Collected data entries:
-- BEGIN --

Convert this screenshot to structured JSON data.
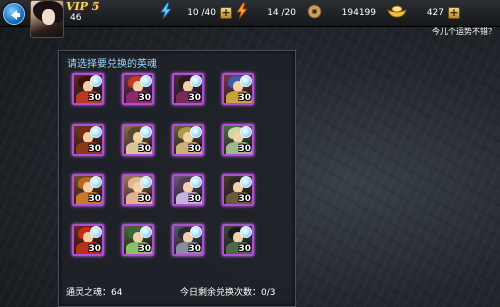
{
  "player": {
    "vip": "VIP 5",
    "level": "46"
  },
  "resources": {
    "stamina": "10 /40",
    "energy": "14 /20",
    "coins": "194199",
    "gold": "427"
  },
  "fortune_text": "今儿个运势不错？",
  "panel": {
    "title": "请选择要兑换的英魂"
  },
  "heroes": [
    {
      "count": "30",
      "hair": "#3a1208",
      "body": "#b8392a",
      "bg": "#5b2a2a"
    },
    {
      "count": "30",
      "hair": "#c43a1e",
      "body": "#8a2a6a",
      "bg": "#6a3350"
    },
    {
      "count": "30",
      "hair": "#2a1a18",
      "body": "#7a2a5a",
      "bg": "#4a2a4a"
    },
    {
      "count": "30",
      "hair": "#3a60a8",
      "body": "#c7a23a",
      "bg": "#7a3a4a"
    },
    {
      "count": "30",
      "hair": "#7a2a10",
      "body": "#8a3a1a",
      "bg": "#6a3a2a"
    },
    {
      "count": "30",
      "hair": "#5a4a2a",
      "body": "#d8c49a",
      "bg": "#8a7050"
    },
    {
      "count": "30",
      "hair": "#a89a4a",
      "body": "#c8b27a",
      "bg": "#6a6040"
    },
    {
      "count": "30",
      "hair": "#c8d8a0",
      "body": "#a0b890",
      "bg": "#506a4a"
    },
    {
      "count": "30",
      "hair": "#b86a1a",
      "body": "#c87a2a",
      "bg": "#7a4a2a"
    },
    {
      "count": "30",
      "hair": "#e0b890",
      "body": "#e0b090",
      "bg": "#a07a60"
    },
    {
      "count": "30",
      "hair": "#5a3a5a",
      "body": "#c8b0d8",
      "bg": "#6a5a7a"
    },
    {
      "count": "30",
      "hair": "#2a2a2a",
      "body": "#6a5a3a",
      "bg": "#4a3a2a"
    },
    {
      "count": "30",
      "hair": "#c82a1a",
      "body": "#b8301a",
      "bg": "#6a2a1a"
    },
    {
      "count": "30",
      "hair": "#3a6a3a",
      "body": "#8ac06a",
      "bg": "#4a6a3a"
    },
    {
      "count": "30",
      "hair": "#2a2a3a",
      "body": "#8a8aa0",
      "bg": "#5a5a6a"
    },
    {
      "count": "30",
      "hair": "#1a1a1a",
      "body": "#4a6a4a",
      "bg": "#3a4a3a"
    }
  ],
  "footer": {
    "soul_label": "通灵之魂：64",
    "exchange_label": "今日剩余兑换次数：0/3"
  },
  "colors": {
    "title_blue": "#9ad8ff",
    "rare_border": "#b24dd6"
  }
}
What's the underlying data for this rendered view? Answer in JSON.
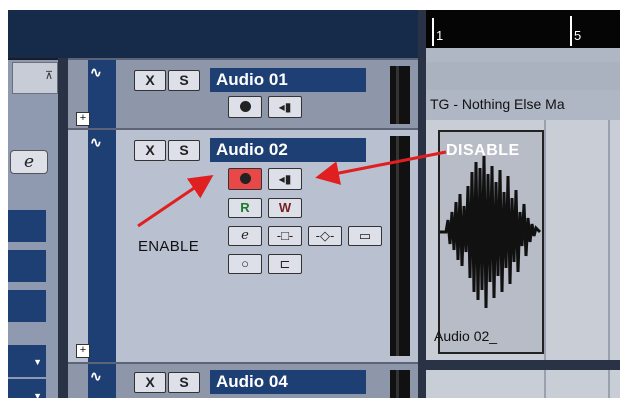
{
  "tracks": [
    {
      "name": "Audio 01",
      "mute": "X",
      "solo": "S"
    },
    {
      "name": "Audio 02",
      "mute": "X",
      "solo": "S",
      "read": "R",
      "write": "W",
      "edit_icon": "e"
    },
    {
      "name": "Audio 04",
      "mute": "X",
      "solo": "S"
    }
  ],
  "annotations": {
    "enable": "ENABLE",
    "disable": "DISABLE"
  },
  "inspector": {
    "edit_icon": "e"
  },
  "ruler": {
    "markers": [
      "1",
      "5"
    ]
  },
  "arrange": {
    "tg_part": "TG - Nothing Else Ma",
    "clip_label": "Audio 02_"
  },
  "colors": {
    "arrow": "#e02020",
    "track_name_bg": "#1e3f73",
    "record_on": "#e84848"
  },
  "icons": [
    "audio-track-icon",
    "record-icon",
    "monitor-icon",
    "read-icon",
    "write-icon",
    "edit-icon",
    "lane-icon",
    "folder-icon"
  ]
}
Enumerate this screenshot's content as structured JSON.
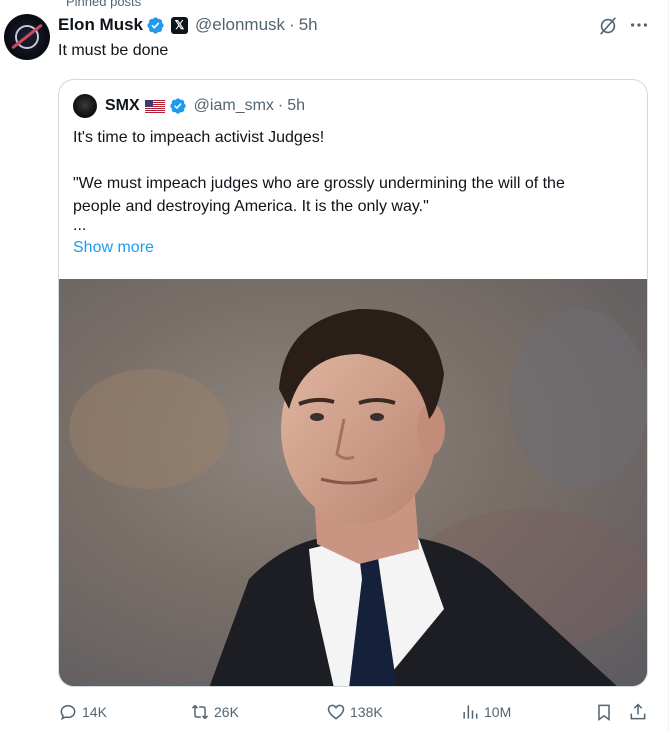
{
  "context": {
    "top_label": "Pinned posts"
  },
  "post": {
    "author_name": "Elon Musk",
    "handle": "@elonmusk",
    "separator": "·",
    "time": "5h",
    "text": "It must be done",
    "affiliation_badge": "𝕏"
  },
  "quote": {
    "author_name": "SMX",
    "handle": "@iam_smx",
    "separator": "·",
    "time": "5h",
    "line1": "It's time to impeach activist Judges!",
    "line2": "\"We must impeach judges who are grossly undermining the will of the",
    "line3": "people and destroying America. It is the only way.\"",
    "ellipsis": "...",
    "show_more": "Show more",
    "photo_icon": "photo-of-man-in-suit"
  },
  "stats": {
    "replies": "14K",
    "reposts": "26K",
    "likes": "138K",
    "views": "10M"
  },
  "colors": {
    "accent": "#1d9bf0",
    "text": "#0f1419",
    "muted": "#536471",
    "border": "#cfd9de"
  }
}
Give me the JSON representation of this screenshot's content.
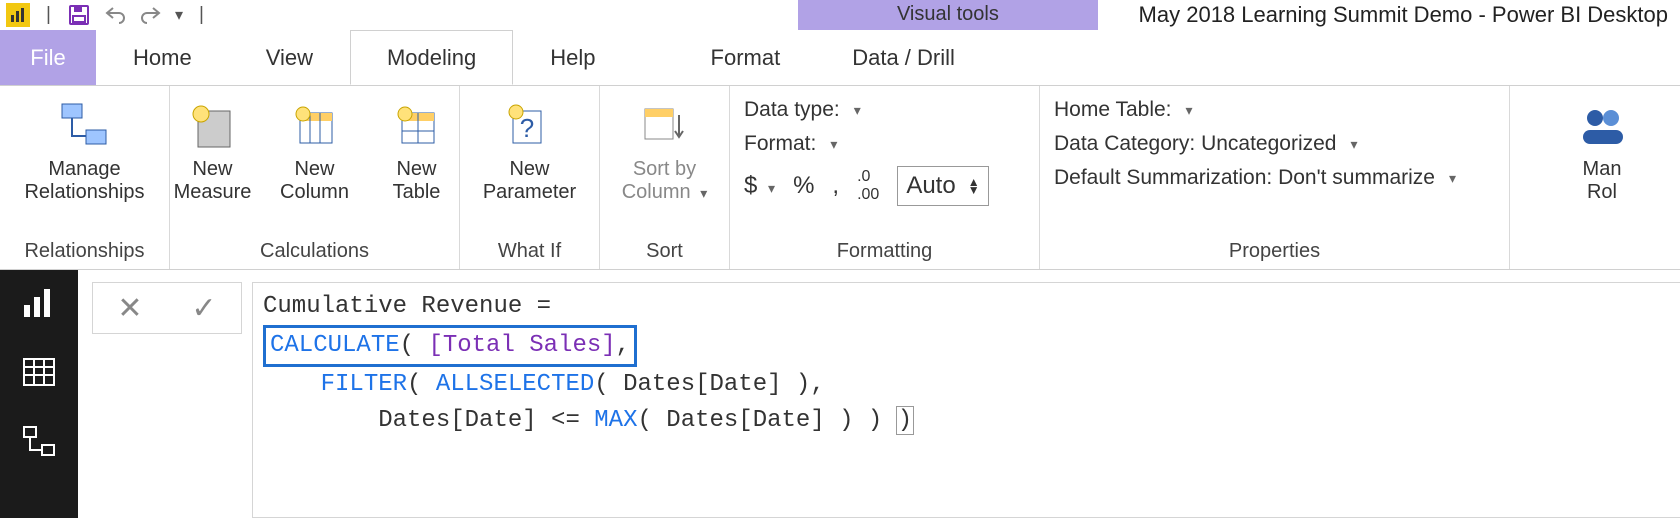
{
  "title": {
    "context_tab": "Visual tools",
    "app_title": "May 2018 Learning Summit Demo - Power BI Desktop"
  },
  "tabs": {
    "file": "File",
    "items": [
      "Home",
      "View",
      "Modeling",
      "Help"
    ],
    "context": [
      "Format",
      "Data / Drill"
    ],
    "active_index": 2
  },
  "ribbon": {
    "relationships": {
      "label": "Relationships",
      "manage": "Manage\nRelationships"
    },
    "calculations": {
      "label": "Calculations",
      "measure": "New\nMeasure",
      "column": "New\nColumn",
      "table": "New\nTable"
    },
    "whatif": {
      "label": "What If",
      "param": "New\nParameter"
    },
    "sort": {
      "label": "Sort",
      "sortby": "Sort by\nColumn"
    },
    "formatting": {
      "label": "Formatting",
      "data_type": "Data type:",
      "format": "Format:",
      "currency": "$",
      "percent": "%",
      "comma": ",",
      "decimals_icon": ".00",
      "decimals_value": "Auto"
    },
    "properties": {
      "label": "Properties",
      "home_table": "Home Table:",
      "data_category": "Data Category: Uncategorized",
      "default_summ": "Default Summarization: Don't summarize"
    },
    "security": {
      "label_l1": "Man",
      "label_l2": "Rol"
    }
  },
  "formula": {
    "line1_prefix": "Cumulative Revenue = ",
    "line2_fn": "CALCULATE",
    "line2_open": "(",
    "line2_col": "[Total Sales]",
    "line2_tail": ",",
    "line3_indent": "    ",
    "line3_fn1": "FILTER",
    "line3_mid": "( ",
    "line3_fn2": "ALLSELECTED",
    "line3_tail": "( Dates[Date] ),",
    "line4_indent": "        ",
    "line4_a": "Dates[Date] <= ",
    "line4_fn": "MAX",
    "line4_b": "( Dates[Date] ) ) ",
    "line4_close": ")"
  }
}
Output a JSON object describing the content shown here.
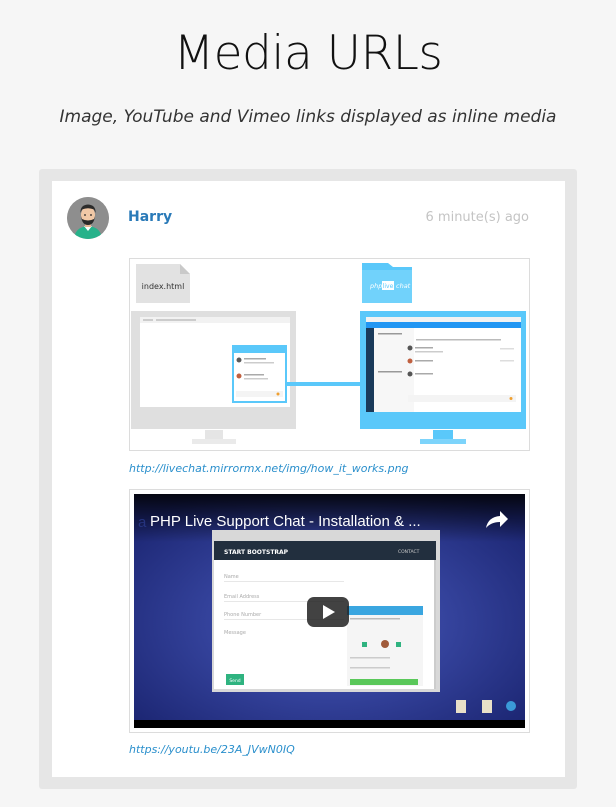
{
  "page": {
    "title": "Media URLs",
    "subtitle": "Image, YouTube and Vimeo links displayed as inline media"
  },
  "message": {
    "author": "Harry",
    "timestamp": "6 minute(s) ago"
  },
  "image_attachment": {
    "file_label": "index.html",
    "folder_label_left": "php",
    "folder_label_mid": "live",
    "folder_label_right": "chat",
    "url": "http://livechat.mirrormx.net/img/how_it_works.png"
  },
  "video_attachment": {
    "video_title": "PHP Live Support Chat - Installation & ...",
    "inner_heading": "START BOOTSTRAP",
    "inner_nav": "CONTACT",
    "form_fields": [
      "Name",
      "Email Address",
      "Phone Number",
      "Message"
    ],
    "send_label": "Send",
    "url": "https://youtu.be/23A_JVwN0IQ"
  },
  "colors": {
    "accent": "#2a7ab8",
    "link": "#2a8fcc",
    "chat_blue": "#5ac8fa",
    "video_bg": "#2f3d9a"
  }
}
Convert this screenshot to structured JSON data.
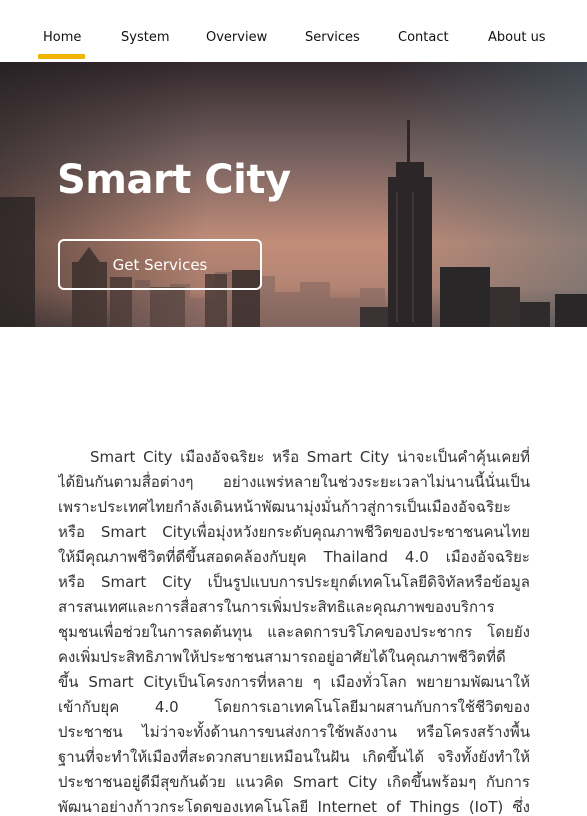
{
  "nav": {
    "items": [
      {
        "label": "Home"
      },
      {
        "label": "System"
      },
      {
        "label": "Overview"
      },
      {
        "label": "Services"
      },
      {
        "label": "Contact"
      },
      {
        "label": "About us"
      }
    ],
    "active_color": "#f0b400"
  },
  "hero": {
    "title": "Smart City",
    "button_label": "Get Services"
  },
  "article": {
    "lines": [
      "Smart City เมืองอัจฉริยะ หรือ Smart City น่าจะเป็นคำคุ้นเคยที่",
      "ได้ยินกันตามสื่อต่างๆ    อย่างแพร่หลายในช่วงระยะเวลาไม่นานนี้นั่นเป็น",
      "เพราะประเทศไทยกำลังเดินหน้าพัฒนามุ่งมั่นก้าวสู่การเป็นเมืองอัจฉริยะ",
      "หรือ Smart Cityเพื่อมุ่งหวังยกระดับคุณภาพชีวิตของประชาชนคนไทย",
      "ให้มีคุณภาพชีวิตที่ดีขึ้นสอดคล้องกับยุค Thailand 4.0 เมืองอัจฉริยะ",
      "หรือ  Smart  City  เป็นรูปแบบการประยุกต์เทคโนโลยีดิจิทัลหรือข้อมูล",
      "สารสนเทศและการสื่อสารในการเพิ่มประสิทธิและคุณภาพของบริการ",
      "ชุมชนเพื่อช่วยในการลดต้นทุน  และลดการบริโภคของประชากร  โดยยัง",
      "คงเพิ่มประสิทธิภาพให้ประชาชนสามารถอยู่อาศัยได้ในคุณภาพชีวิตที่ดี",
      "ขึ้น Smart Cityเป็นโครงการที่หลาย ๆ เมืองทั่วโลก พยายามพัฒนาให้",
      "เข้ากับยุค       4.0       โดยการเอาเทคโนโลยีมาผสานกับการใช้ชีวิตของ",
      "ประชาชน   ไม่ว่าจะทั้งด้านการขนส่งการใช้พลังงาน   หรือโครงสร้างพื้น",
      "ฐานที่จะทำให้เมืองที่สะดวกสบายเหมือนในฝัน เกิดขึ้นได้ จริงทั้งยังทำให้",
      "ประชาชนอยู่ดีมีสุขกันด้วย แนวคิด Smart City เกิดขึ้นพร้อมๆ กับการ",
      "พัฒนาอย่างก้าวกระโดดของเทคโนโลยี Internet of Things (IoT) ซึ่ง"
    ]
  }
}
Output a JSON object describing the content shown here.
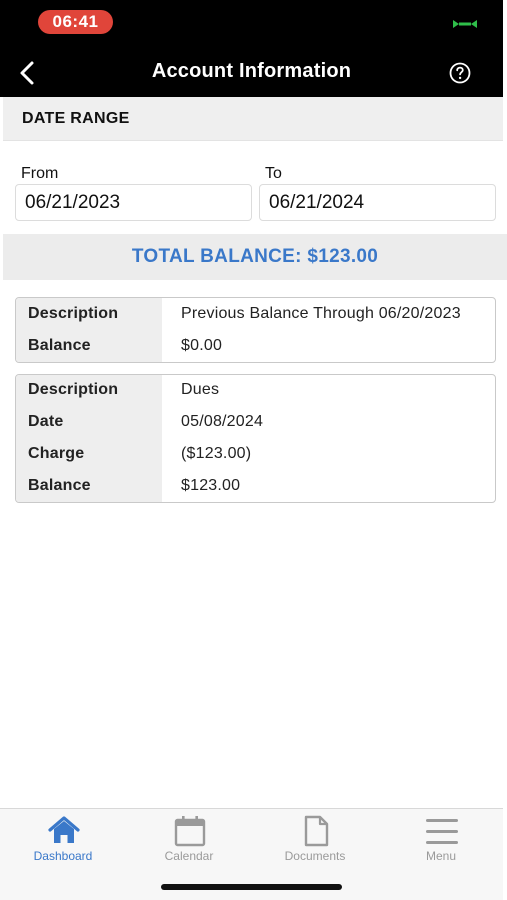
{
  "status_bar": {
    "time": "06:41",
    "status_icon": "screen-mirroring-icon",
    "accent": "#e0453a"
  },
  "header": {
    "title": "Account Information",
    "back_icon": "chevron-left-icon",
    "help_icon": "help-circle-icon"
  },
  "date_range": {
    "section_title": "DATE RANGE",
    "from_label": "From",
    "from_value": "06/21/2023",
    "to_label": "To",
    "to_value": "06/21/2024"
  },
  "total_balance": {
    "text": "TOTAL BALANCE: $123.00",
    "color": "#3a78c9"
  },
  "transactions": [
    {
      "rows": [
        {
          "label": "Description",
          "value": "Previous Balance Through 06/20/2023"
        },
        {
          "label": "Balance",
          "value": "$0.00"
        }
      ]
    },
    {
      "rows": [
        {
          "label": "Description",
          "value": "Dues"
        },
        {
          "label": "Date",
          "value": "05/08/2024"
        },
        {
          "label": "Charge",
          "value": "($123.00)"
        },
        {
          "label": "Balance",
          "value": "$123.00"
        }
      ]
    }
  ],
  "tab_bar": {
    "tabs": [
      {
        "label": "Dashboard",
        "icon": "home-icon",
        "active": true
      },
      {
        "label": "Calendar",
        "icon": "calendar-icon",
        "active": false
      },
      {
        "label": "Documents",
        "icon": "document-icon",
        "active": false
      },
      {
        "label": "Menu",
        "icon": "menu-icon",
        "active": false
      }
    ]
  }
}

-- END --

GIVEN TASK: In the lines above, find each one with "มประส" and list it.

ANSWER TO THE PROBLEM:
      "สารสนเทศและการสื่อสารในการเพิ่มประสิทธิและคุณภาพของบริการ",
      "คงเพิ่มประสิทธิภาพให้ประชาชนสามารถอยู่อาศัยได้ในคุณภาพชีวิตที่ดี",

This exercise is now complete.